----- Items

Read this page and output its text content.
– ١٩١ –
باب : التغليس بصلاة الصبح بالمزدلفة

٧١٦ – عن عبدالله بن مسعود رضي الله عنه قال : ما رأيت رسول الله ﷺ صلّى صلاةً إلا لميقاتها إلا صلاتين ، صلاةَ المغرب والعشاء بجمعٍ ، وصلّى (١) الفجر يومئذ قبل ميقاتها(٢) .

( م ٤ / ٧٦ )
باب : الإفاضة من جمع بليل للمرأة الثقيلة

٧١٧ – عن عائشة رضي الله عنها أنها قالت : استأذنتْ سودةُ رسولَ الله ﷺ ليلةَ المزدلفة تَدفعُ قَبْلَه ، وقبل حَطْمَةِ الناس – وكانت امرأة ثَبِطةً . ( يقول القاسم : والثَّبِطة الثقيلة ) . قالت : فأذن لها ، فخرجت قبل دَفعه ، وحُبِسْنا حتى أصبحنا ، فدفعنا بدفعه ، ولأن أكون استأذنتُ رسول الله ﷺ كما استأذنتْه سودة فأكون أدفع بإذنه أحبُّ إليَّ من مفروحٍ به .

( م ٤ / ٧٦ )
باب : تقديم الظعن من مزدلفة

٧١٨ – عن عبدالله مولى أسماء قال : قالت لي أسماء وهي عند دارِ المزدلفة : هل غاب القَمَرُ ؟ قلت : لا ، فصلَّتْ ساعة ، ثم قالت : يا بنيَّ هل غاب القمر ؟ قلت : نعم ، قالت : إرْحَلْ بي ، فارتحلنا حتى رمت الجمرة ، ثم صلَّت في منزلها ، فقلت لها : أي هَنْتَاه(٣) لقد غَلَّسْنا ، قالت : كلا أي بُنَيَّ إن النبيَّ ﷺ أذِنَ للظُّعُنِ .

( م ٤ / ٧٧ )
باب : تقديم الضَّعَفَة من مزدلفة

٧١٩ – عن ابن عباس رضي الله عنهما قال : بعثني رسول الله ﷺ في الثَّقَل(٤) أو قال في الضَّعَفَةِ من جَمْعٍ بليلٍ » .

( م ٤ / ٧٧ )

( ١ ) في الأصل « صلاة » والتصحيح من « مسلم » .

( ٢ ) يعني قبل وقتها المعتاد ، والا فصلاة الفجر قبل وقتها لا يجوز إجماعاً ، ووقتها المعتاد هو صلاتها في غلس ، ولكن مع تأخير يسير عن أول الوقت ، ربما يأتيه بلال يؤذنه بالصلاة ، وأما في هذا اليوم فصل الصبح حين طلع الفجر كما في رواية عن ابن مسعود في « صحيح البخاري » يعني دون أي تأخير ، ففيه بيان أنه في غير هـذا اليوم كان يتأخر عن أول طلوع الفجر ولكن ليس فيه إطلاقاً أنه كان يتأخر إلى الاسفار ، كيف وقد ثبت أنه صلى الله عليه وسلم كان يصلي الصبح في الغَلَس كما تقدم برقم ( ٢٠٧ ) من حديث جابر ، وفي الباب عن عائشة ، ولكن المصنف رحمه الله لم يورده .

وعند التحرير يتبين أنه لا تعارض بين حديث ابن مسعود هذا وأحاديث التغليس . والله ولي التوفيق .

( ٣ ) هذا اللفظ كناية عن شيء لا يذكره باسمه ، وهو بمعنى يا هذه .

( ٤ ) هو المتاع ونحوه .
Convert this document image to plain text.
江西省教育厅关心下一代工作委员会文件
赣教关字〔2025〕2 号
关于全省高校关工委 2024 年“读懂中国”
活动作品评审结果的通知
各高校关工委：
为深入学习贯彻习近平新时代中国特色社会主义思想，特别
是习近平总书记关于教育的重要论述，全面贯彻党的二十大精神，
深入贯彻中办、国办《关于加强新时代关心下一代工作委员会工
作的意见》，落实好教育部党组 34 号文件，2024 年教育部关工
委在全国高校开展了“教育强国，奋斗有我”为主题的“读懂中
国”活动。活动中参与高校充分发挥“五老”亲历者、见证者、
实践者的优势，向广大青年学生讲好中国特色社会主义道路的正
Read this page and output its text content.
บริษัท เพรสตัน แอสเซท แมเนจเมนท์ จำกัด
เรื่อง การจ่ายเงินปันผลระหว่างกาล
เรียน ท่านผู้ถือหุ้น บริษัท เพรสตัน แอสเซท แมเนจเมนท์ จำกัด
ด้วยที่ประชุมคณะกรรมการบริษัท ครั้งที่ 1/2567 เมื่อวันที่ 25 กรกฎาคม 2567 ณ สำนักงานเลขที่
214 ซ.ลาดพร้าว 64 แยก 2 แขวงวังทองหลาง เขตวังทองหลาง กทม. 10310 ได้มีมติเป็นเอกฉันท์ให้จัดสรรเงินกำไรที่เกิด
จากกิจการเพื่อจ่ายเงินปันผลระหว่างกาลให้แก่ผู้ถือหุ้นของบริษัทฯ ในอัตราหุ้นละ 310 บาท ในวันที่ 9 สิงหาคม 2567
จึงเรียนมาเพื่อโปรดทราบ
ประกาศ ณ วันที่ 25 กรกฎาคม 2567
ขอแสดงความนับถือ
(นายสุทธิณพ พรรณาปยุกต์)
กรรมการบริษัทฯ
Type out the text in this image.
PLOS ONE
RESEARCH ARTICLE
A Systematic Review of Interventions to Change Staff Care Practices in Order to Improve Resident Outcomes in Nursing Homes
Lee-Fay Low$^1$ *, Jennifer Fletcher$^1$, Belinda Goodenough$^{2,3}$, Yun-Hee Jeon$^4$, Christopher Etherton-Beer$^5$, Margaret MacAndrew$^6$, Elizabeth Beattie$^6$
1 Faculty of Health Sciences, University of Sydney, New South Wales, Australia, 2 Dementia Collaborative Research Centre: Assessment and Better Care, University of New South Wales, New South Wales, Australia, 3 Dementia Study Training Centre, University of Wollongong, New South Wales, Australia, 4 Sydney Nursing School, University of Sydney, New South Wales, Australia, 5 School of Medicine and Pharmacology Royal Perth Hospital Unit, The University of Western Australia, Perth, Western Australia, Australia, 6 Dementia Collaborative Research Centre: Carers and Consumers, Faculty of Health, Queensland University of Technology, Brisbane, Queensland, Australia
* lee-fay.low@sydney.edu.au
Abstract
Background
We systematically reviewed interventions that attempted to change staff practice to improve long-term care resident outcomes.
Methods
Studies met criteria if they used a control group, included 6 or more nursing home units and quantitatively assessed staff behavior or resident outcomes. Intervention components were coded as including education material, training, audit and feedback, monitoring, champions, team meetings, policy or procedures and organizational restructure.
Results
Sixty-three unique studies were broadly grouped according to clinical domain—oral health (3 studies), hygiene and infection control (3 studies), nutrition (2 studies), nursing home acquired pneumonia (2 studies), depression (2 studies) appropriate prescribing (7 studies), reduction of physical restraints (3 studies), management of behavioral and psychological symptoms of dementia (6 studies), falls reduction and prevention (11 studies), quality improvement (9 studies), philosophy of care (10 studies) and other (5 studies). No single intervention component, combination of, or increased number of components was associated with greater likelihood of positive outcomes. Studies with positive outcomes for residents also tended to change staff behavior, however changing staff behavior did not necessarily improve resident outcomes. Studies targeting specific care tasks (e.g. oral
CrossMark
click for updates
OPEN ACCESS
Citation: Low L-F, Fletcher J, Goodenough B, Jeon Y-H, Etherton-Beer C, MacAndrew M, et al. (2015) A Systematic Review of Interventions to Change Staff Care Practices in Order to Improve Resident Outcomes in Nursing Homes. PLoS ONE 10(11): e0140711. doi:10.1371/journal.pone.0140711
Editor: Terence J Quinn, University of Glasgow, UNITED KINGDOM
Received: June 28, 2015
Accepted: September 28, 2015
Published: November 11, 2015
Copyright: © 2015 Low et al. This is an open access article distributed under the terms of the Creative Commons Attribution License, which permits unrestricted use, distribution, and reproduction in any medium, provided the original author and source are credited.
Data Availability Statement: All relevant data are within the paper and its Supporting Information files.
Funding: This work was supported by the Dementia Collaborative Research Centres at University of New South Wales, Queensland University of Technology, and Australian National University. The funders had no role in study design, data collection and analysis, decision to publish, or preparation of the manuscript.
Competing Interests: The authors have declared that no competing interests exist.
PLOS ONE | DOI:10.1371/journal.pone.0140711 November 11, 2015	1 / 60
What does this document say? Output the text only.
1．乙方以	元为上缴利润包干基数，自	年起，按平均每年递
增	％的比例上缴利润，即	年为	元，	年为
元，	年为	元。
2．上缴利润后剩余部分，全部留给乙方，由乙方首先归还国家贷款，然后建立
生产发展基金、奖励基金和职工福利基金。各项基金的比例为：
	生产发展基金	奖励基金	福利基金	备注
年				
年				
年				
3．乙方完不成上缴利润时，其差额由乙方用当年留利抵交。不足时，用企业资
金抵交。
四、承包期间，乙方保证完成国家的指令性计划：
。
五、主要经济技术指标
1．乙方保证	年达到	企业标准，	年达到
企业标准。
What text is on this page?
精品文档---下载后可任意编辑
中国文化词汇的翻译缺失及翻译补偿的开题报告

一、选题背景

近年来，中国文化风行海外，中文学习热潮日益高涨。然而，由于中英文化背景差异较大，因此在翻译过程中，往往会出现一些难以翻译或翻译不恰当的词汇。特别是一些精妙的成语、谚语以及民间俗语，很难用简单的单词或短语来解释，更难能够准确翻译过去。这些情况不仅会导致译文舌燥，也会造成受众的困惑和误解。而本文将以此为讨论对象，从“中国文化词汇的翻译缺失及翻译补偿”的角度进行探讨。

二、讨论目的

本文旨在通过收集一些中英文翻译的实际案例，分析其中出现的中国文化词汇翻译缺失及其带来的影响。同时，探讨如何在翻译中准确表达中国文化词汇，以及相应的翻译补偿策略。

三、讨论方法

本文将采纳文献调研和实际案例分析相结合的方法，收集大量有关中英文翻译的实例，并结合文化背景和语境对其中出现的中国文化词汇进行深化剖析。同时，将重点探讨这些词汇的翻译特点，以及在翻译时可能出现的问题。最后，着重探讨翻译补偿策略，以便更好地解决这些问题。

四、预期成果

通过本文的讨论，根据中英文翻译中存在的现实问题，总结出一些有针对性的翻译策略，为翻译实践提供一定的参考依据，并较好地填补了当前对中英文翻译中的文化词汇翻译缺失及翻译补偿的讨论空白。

----------

Where a line in the entries holds "生产发展基金", copy that line.

生产发展基金、奖励基金和职工福利基金。各项基金的比例为：
	生产发展基金	奖励基金	福利基金	备注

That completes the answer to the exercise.